▸ **Directions**: Search the listing below for the string "Hovmöller" and show each line that contains it.

▸ **Source material**:
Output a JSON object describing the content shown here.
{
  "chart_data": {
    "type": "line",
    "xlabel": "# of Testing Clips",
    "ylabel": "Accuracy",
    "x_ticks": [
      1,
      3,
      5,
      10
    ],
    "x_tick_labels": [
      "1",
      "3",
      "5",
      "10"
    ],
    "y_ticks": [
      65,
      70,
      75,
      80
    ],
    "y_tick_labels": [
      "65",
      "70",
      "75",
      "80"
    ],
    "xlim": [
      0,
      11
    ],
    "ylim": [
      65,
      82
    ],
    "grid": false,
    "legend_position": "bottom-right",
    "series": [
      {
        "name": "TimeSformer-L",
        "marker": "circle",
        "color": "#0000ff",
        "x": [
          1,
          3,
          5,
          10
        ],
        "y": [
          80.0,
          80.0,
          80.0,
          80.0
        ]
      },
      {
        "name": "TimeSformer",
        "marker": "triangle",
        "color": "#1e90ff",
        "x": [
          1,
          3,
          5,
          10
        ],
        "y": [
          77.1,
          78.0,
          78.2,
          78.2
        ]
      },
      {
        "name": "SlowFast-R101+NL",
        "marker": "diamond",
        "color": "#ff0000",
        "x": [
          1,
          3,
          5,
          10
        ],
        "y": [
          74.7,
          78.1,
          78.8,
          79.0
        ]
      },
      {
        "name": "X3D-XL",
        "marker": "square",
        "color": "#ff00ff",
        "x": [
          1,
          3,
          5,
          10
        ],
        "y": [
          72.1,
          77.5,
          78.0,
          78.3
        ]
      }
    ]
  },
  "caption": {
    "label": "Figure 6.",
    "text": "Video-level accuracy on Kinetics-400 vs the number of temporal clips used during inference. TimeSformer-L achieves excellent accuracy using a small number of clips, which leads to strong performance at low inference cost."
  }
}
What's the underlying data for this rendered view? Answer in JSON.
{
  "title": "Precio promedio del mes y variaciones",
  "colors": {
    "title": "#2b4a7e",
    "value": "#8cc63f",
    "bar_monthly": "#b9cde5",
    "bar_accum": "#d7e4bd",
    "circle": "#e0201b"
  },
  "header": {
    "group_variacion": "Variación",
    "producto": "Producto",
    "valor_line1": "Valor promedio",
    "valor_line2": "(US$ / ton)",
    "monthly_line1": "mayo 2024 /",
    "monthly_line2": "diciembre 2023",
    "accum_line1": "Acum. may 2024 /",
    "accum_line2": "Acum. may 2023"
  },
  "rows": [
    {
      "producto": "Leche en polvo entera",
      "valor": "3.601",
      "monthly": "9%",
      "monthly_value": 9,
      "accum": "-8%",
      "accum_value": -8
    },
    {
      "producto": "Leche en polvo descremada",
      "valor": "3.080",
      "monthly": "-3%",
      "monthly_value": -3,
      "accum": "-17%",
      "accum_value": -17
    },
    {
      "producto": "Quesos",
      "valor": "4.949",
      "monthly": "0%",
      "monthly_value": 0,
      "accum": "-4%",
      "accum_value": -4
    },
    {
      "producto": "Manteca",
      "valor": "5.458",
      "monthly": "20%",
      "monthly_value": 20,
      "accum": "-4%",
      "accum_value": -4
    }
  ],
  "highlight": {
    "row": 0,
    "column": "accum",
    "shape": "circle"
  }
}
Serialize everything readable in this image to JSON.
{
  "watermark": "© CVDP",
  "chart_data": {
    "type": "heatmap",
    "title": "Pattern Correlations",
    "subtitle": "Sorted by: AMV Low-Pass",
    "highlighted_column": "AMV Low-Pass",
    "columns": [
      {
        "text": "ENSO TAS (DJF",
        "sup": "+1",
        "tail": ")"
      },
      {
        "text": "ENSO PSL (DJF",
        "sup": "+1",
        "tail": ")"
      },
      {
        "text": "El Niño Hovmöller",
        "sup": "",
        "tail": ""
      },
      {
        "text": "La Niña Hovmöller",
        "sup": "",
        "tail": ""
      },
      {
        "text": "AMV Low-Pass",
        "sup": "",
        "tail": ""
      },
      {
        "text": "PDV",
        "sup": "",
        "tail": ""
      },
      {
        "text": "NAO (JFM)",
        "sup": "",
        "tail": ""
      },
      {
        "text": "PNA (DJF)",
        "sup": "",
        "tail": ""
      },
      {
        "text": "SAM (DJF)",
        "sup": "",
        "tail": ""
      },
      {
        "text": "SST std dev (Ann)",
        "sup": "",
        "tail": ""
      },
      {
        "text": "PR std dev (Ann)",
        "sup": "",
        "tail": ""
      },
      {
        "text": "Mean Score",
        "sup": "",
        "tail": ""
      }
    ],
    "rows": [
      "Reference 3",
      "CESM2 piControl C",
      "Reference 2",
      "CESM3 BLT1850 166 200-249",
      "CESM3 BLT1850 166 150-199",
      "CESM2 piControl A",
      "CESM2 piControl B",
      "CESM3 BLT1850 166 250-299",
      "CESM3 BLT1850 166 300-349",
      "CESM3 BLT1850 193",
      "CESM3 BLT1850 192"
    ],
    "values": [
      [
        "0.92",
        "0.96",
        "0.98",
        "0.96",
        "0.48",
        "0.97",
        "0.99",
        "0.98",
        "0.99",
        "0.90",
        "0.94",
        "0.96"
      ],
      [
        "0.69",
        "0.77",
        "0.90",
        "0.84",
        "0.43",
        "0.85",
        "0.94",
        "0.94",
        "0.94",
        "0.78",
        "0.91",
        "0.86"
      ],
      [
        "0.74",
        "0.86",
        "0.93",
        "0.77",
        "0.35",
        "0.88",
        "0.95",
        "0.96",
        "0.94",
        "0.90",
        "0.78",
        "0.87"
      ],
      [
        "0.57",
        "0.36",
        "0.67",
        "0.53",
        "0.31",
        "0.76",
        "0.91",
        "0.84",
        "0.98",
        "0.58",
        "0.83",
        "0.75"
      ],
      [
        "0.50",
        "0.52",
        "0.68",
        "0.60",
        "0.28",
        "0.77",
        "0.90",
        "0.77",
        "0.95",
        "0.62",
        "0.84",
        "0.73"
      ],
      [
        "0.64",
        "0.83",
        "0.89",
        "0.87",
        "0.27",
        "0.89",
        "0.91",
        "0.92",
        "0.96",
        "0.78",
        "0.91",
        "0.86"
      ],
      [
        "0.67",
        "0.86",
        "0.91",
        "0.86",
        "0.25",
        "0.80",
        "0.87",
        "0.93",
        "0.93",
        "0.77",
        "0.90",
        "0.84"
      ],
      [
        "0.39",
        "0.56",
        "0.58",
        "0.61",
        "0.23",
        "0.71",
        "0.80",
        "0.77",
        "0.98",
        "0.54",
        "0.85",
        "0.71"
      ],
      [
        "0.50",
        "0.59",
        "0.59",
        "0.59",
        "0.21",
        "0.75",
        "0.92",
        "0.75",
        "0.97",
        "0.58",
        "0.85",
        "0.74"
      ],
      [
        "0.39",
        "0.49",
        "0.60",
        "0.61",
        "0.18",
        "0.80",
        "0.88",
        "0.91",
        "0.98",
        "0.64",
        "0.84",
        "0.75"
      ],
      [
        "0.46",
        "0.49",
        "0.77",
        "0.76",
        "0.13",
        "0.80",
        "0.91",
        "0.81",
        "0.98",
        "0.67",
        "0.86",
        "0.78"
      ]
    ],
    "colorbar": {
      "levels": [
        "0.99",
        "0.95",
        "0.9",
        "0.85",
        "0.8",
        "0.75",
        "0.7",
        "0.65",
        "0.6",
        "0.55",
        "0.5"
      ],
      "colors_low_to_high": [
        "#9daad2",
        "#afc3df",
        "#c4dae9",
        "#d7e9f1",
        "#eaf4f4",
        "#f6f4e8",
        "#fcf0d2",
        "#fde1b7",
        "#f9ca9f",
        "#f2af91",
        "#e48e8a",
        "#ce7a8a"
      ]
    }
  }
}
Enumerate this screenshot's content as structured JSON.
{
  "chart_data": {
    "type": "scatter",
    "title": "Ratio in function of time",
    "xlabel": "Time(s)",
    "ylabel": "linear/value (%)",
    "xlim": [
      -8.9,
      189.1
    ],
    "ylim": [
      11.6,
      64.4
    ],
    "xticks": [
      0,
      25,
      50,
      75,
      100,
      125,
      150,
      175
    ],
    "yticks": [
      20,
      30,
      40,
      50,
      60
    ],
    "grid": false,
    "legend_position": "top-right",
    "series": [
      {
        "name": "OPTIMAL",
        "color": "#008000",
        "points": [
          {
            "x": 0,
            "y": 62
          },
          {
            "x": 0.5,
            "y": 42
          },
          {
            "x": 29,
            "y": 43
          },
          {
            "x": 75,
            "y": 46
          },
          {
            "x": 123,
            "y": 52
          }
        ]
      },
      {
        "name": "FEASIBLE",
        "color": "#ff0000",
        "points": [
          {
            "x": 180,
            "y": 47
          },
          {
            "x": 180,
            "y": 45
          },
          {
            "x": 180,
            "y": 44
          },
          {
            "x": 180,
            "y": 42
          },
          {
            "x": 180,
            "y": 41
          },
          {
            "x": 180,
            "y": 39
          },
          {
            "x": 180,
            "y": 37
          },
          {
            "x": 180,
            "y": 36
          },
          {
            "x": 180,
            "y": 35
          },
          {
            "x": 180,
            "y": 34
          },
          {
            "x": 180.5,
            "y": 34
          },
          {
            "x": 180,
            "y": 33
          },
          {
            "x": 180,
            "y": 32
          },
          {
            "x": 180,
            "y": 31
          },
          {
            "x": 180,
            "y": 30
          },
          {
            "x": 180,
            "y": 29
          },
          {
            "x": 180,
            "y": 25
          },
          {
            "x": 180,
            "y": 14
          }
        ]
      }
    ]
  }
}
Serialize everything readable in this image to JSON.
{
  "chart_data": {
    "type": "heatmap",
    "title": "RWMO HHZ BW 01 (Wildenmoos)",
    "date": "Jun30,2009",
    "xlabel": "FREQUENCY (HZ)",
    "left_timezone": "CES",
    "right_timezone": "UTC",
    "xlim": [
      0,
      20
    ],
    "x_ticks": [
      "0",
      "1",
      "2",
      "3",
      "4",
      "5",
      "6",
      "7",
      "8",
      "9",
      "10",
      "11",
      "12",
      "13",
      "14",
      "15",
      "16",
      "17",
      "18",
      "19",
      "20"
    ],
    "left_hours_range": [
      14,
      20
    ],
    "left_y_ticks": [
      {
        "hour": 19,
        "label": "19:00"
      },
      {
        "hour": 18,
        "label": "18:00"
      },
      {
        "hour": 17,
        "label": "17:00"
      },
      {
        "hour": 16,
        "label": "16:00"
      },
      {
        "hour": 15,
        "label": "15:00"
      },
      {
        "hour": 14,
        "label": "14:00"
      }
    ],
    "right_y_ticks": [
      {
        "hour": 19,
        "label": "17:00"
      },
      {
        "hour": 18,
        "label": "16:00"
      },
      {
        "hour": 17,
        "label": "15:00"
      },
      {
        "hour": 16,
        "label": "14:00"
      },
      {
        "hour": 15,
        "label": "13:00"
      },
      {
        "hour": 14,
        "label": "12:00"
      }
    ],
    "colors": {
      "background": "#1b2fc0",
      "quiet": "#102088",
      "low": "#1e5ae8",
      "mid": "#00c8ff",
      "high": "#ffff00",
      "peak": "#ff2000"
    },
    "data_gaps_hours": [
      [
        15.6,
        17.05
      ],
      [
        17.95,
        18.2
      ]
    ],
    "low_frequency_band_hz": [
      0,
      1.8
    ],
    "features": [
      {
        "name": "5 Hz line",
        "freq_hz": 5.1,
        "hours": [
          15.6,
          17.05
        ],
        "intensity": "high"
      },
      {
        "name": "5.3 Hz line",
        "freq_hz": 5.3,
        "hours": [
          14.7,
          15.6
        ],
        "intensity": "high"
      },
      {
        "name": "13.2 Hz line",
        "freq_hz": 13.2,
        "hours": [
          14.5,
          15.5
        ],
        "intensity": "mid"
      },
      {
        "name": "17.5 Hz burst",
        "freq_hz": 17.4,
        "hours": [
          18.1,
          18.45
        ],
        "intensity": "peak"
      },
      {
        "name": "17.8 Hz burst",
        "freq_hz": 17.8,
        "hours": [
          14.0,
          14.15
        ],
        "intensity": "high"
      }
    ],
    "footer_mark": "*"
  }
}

▸ **Solution for this exercise**:
        "text": "El Niño Hovmöller",
        "text": "La Niña Hovmöller",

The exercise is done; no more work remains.